> [What you need to do]: In the material below, some lines may hold the word "were"; state how many do, giving only the number.

> [Exercise material]:
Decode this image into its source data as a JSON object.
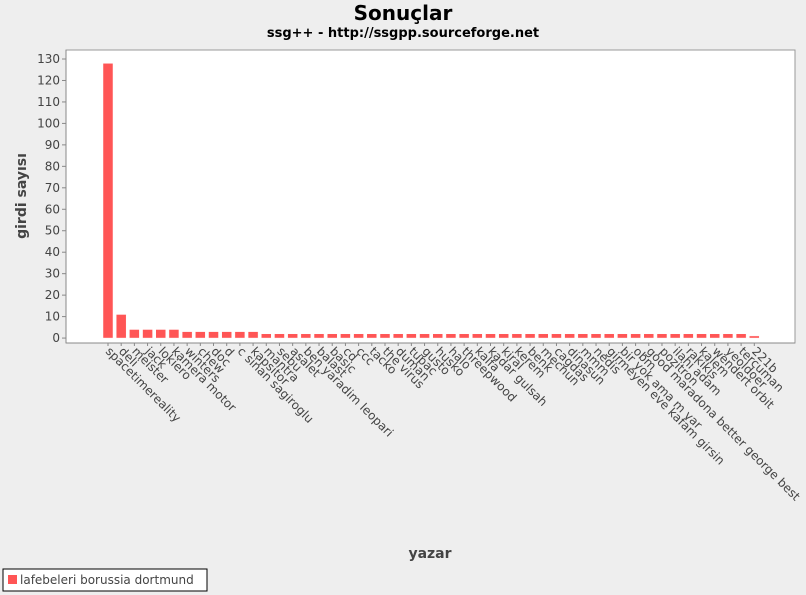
{
  "chart_data": {
    "type": "bar",
    "title": "Sonuçlar",
    "subtitle": "ssg++ - http://ssgpp.sourceforge.net",
    "x_label": "yazar",
    "y_label": "girdi sayısı",
    "categories": [
      "spacetimereality",
      "deli",
      "meister",
      "jack",
      "lokiero",
      "kamera motor",
      "winters",
      "chew",
      "doc",
      "d",
      "c sinan sagiroglu",
      "kapsitor",
      "mantra",
      "sebu",
      "asalet",
      "ben yaradim leopari",
      "balast",
      "basic",
      "cd",
      "ccc",
      "tacko",
      "the virus",
      "duman",
      "tupac",
      "gusto",
      "husko",
      "halo",
      "threepwood",
      "kalfa",
      "kadar gulsah",
      "kiral",
      "kerem",
      "benk",
      "mecnun",
      "cagdas",
      "dinasun",
      "mmm",
      "nedis",
      "girmeyen eve kafam girsin",
      "bir yok ama m var",
      "obm",
      "good maradona better george best",
      "pozitron",
      "ilahi adam",
      "rakikis",
      "kalem",
      "wendert orbit",
      "yeoldoer",
      "tercuman",
      "221b"
    ],
    "series": [
      {
        "name": "lafebeleri borussia dortmund",
        "color": "#ff5555",
        "values": [
          128,
          11,
          4,
          4,
          4,
          4,
          3,
          3,
          3,
          3,
          3,
          3,
          2,
          2,
          2,
          2,
          2,
          2,
          2,
          2,
          2,
          2,
          2,
          2,
          2,
          2,
          2,
          2,
          2,
          2,
          2,
          2,
          2,
          2,
          2,
          2,
          2,
          2,
          2,
          2,
          2,
          2,
          2,
          2,
          2,
          2,
          2,
          2,
          2,
          1
        ]
      }
    ],
    "ylim": [
      -2.3,
      134.2
    ],
    "yticks": [
      0,
      10,
      20,
      30,
      40,
      50,
      60,
      70,
      80,
      90,
      100,
      110,
      120,
      130
    ],
    "grid": false,
    "legend": "bottom-left"
  }
}
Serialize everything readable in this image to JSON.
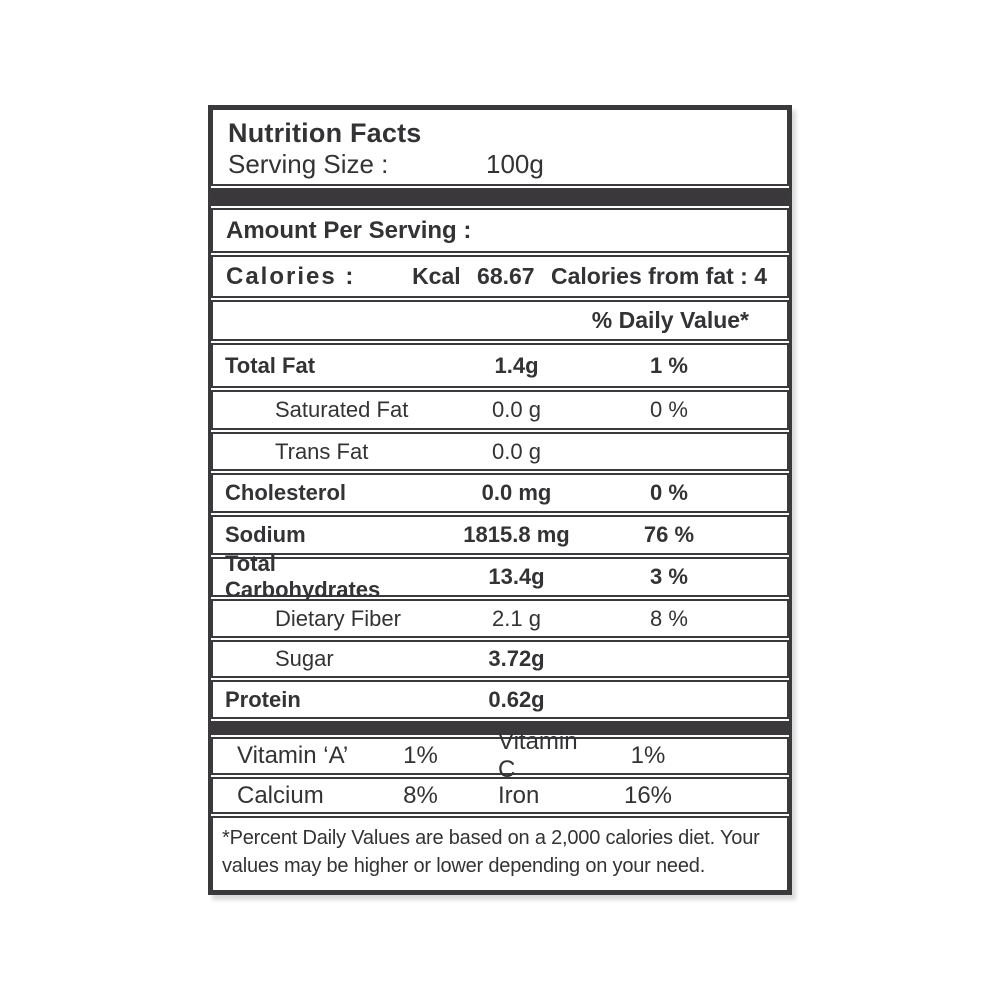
{
  "label": {
    "title": "Nutrition Facts",
    "serving": {
      "label": "Serving Size :",
      "value": "100g"
    },
    "amount_per_serving": "Amount Per Serving :",
    "calories": {
      "label": "Calories :",
      "kcal_label": "Kcal",
      "kcal_value": "68.67",
      "from_fat": "Calories from fat : 4"
    },
    "daily_value_header": "% Daily Value*",
    "nutrients": [
      {
        "label": "Total Fat",
        "amount": "1.4g",
        "dv": "1 %"
      },
      {
        "label": "Saturated Fat",
        "amount": "0.0 g",
        "dv": "0 %"
      },
      {
        "label": "Trans Fat",
        "amount": "0.0 g",
        "dv": ""
      },
      {
        "label": "Cholesterol",
        "amount": "0.0 mg",
        "dv": "0 %"
      },
      {
        "label": "Sodium",
        "amount": "1815.8 mg",
        "dv": "76 %"
      },
      {
        "label": "Total Carbohydrates",
        "amount": "13.4g",
        "dv": "3 %"
      },
      {
        "label": "Dietary Fiber",
        "amount": "2.1 g",
        "dv": "8 %"
      },
      {
        "label": "Sugar",
        "amount": "3.72g",
        "dv": ""
      },
      {
        "label": "Protein",
        "amount": "0.62g",
        "dv": ""
      }
    ],
    "micronutrients": [
      {
        "name": "Vitamin ‘A’",
        "value": "1%",
        "name2": "Vitamin C",
        "value2": "1%"
      },
      {
        "name": "Calcium",
        "value": "8%",
        "name2": "Iron",
        "value2": "16%"
      }
    ],
    "footnote_lines": [
      "*Percent Daily Values are based on a 2,000 calories diet. Your",
      "values may be higher or lower depending on your need."
    ],
    "colors": {
      "border": "#3a3a3c",
      "band": "#3a383b",
      "text": "#333335"
    }
  }
}
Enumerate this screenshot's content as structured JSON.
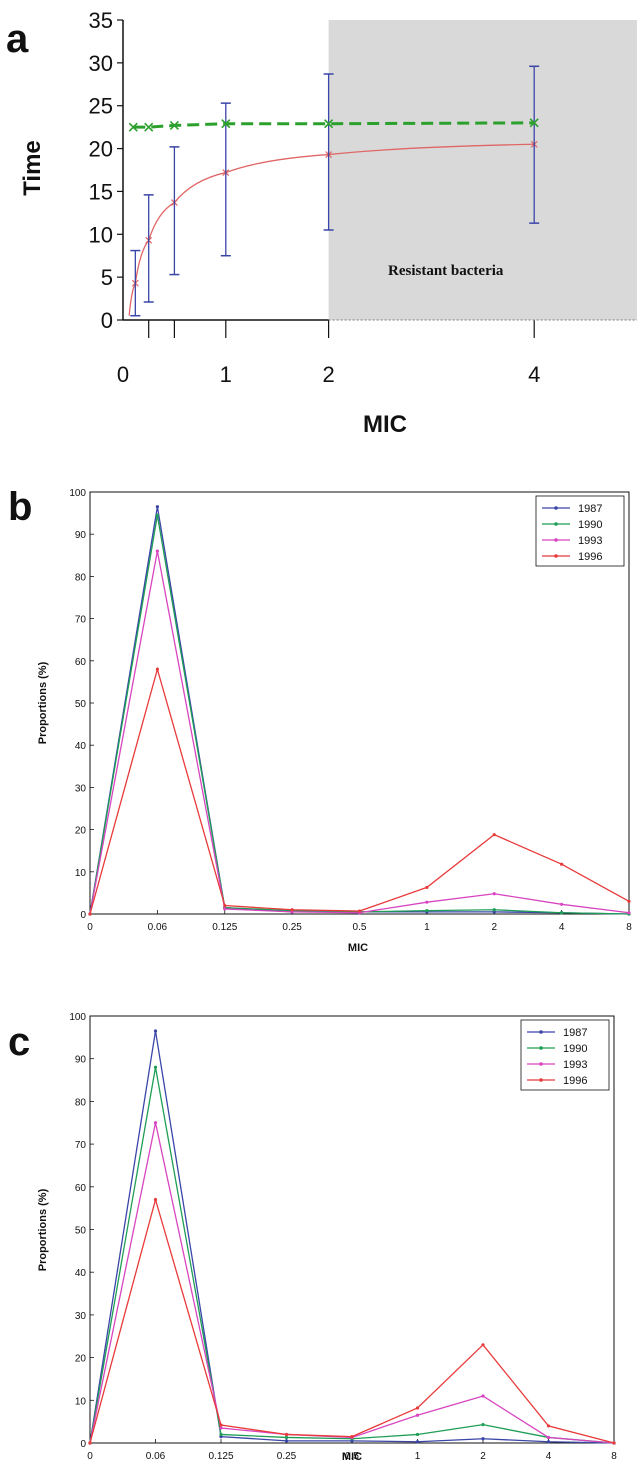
{
  "chart_data": [
    {
      "panel": "a",
      "type": "line",
      "xlabel": "MIC",
      "ylabel": "Time",
      "xlim": [
        0,
        5
      ],
      "ylim": [
        0,
        35
      ],
      "x_ticks": [
        0,
        1,
        2,
        4
      ],
      "y_ticks": [
        0,
        5,
        10,
        15,
        20,
        25,
        30,
        35
      ],
      "grid": false,
      "shaded_region": {
        "x_start": 2,
        "x_end": 5,
        "label": "Resistant bacteria",
        "color": "#d9d9d9"
      },
      "series": [
        {
          "color": "#2ca02c",
          "style": "dashed",
          "x": [
            0.1,
            0.25,
            0.5,
            1,
            2,
            4
          ],
          "y": [
            22.5,
            22.5,
            22.7,
            22.9,
            22.9,
            23.0
          ]
        },
        {
          "color": "#e06666",
          "style": "solid",
          "x": [
            0.06,
            0.12,
            0.25,
            0.5,
            1,
            2,
            4
          ],
          "y": [
            0.5,
            4.3,
            9.3,
            13.7,
            17.2,
            19.3,
            20.5
          ],
          "curve": true
        }
      ],
      "error_bars": {
        "color": "#3a45a8",
        "items": [
          {
            "x": 0.12,
            "low": 0.5,
            "high": 8.1
          },
          {
            "x": 0.25,
            "low": 2.1,
            "high": 14.6
          },
          {
            "x": 0.5,
            "low": 5.3,
            "high": 20.2
          },
          {
            "x": 1,
            "low": 7.5,
            "high": 25.3
          },
          {
            "x": 2,
            "low": 10.5,
            "high": 28.7
          },
          {
            "x": 4,
            "low": 11.3,
            "high": 29.6
          }
        ]
      }
    },
    {
      "panel": "b",
      "type": "line",
      "xlabel": "MIC",
      "ylabel": "Proportions (%)",
      "categories": [
        "0",
        "0.06",
        "0.125",
        "0.25",
        "0.5",
        "1",
        "2",
        "4",
        "8"
      ],
      "ylim": [
        0,
        100
      ],
      "y_ticks": [
        0,
        10,
        20,
        30,
        40,
        50,
        60,
        70,
        80,
        90,
        100
      ],
      "legend_position": "top-right",
      "series": [
        {
          "name": "1987",
          "color": "#3a45a8",
          "values": [
            0,
            96.5,
            1.5,
            0.5,
            0.5,
            0.5,
            0.5,
            0.3,
            0
          ]
        },
        {
          "name": "1990",
          "color": "#1e9e55",
          "values": [
            0,
            94.5,
            1.5,
            0.8,
            0.5,
            0.8,
            1,
            0.3,
            0
          ]
        },
        {
          "name": "1993",
          "color": "#d845c0",
          "values": [
            0,
            86,
            1.2,
            0.5,
            0.3,
            2.8,
            4.8,
            2.3,
            0.3
          ]
        },
        {
          "name": "1996",
          "color": "#e83a3a",
          "values": [
            0,
            58,
            2,
            1,
            0.7,
            6.3,
            18.8,
            11.8,
            3
          ]
        }
      ]
    },
    {
      "panel": "c",
      "type": "line",
      "xlabel": "MIC",
      "ylabel": "Proportions (%)",
      "categories": [
        "0",
        "0.06",
        "0.125",
        "0.25",
        "0.5",
        "1",
        "2",
        "4",
        "8"
      ],
      "ylim": [
        0,
        100
      ],
      "y_ticks": [
        0,
        10,
        20,
        30,
        40,
        50,
        60,
        70,
        80,
        90,
        100
      ],
      "legend_position": "top-right",
      "series": [
        {
          "name": "1987",
          "color": "#3a45a8",
          "values": [
            0,
            96.5,
            1.5,
            0.5,
            0.5,
            0.3,
            1,
            0.3,
            0
          ]
        },
        {
          "name": "1990",
          "color": "#1e9e55",
          "values": [
            0,
            88,
            2,
            1.3,
            1,
            2,
            4.3,
            1.3,
            0
          ]
        },
        {
          "name": "1993",
          "color": "#d845c0",
          "values": [
            0,
            75,
            3.5,
            2,
            1.3,
            6.5,
            11,
            1.3,
            0
          ]
        },
        {
          "name": "1996",
          "color": "#e83a3a",
          "values": [
            0,
            57,
            4.2,
            2,
            1.5,
            8.2,
            23,
            4,
            0
          ]
        }
      ]
    }
  ],
  "panels": {
    "a": "a",
    "b": "b",
    "c": "c"
  }
}
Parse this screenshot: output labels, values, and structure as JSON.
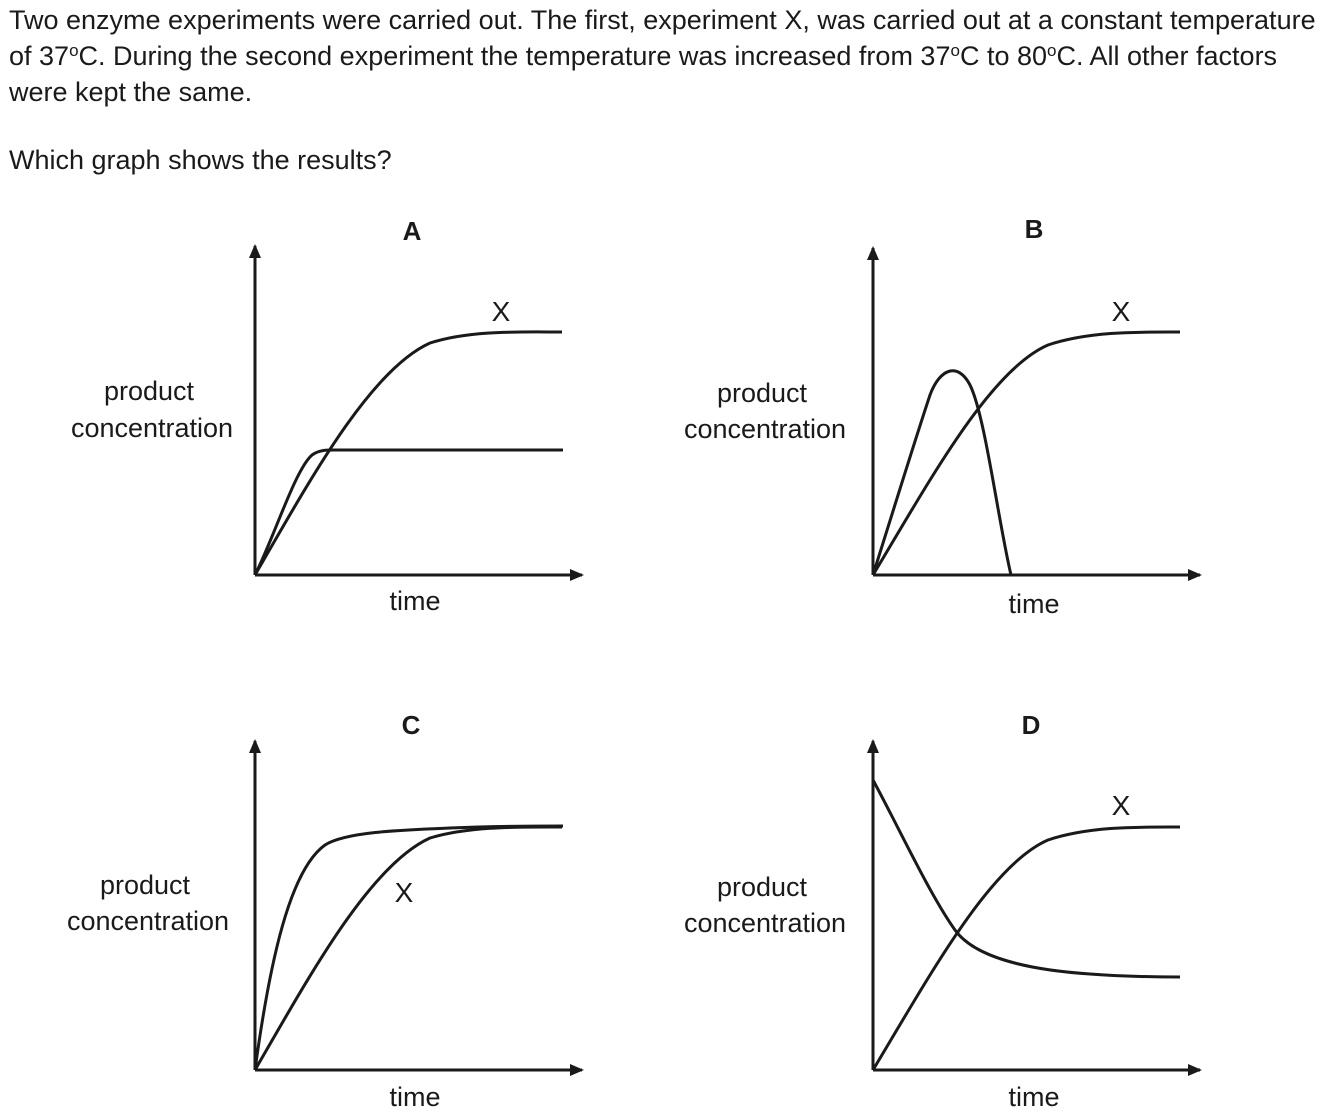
{
  "intro": {
    "s1": "Two enzyme experiments were carried out. The first, experiment X, was carried out at a constant temperature of 37",
    "s2": "C. During the second experiment the temperature was increased from 37",
    "s3": "C to 80",
    "s4": "C. All other factors were kept the same.",
    "degree": "o"
  },
  "question": "Which graph shows the results?",
  "graphs": [
    {
      "letter": "A",
      "ylabel_line1": "product",
      "ylabel_line2": "concentration",
      "xlabel": "time",
      "curve_label": "X"
    },
    {
      "letter": "B",
      "ylabel_line1": "product",
      "ylabel_line2": "concentration",
      "xlabel": "time",
      "curve_label": "X"
    },
    {
      "letter": "C",
      "ylabel_line1": "product",
      "ylabel_line2": "concentration",
      "xlabel": "time",
      "curve_label": "X"
    },
    {
      "letter": "D",
      "ylabel_line1": "product",
      "ylabel_line2": "concentration",
      "xlabel": "time",
      "curve_label": "X"
    }
  ],
  "colors": {
    "ink": "#1a1a1a",
    "background": "#ffffff"
  }
}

> [Solved exercise]: 2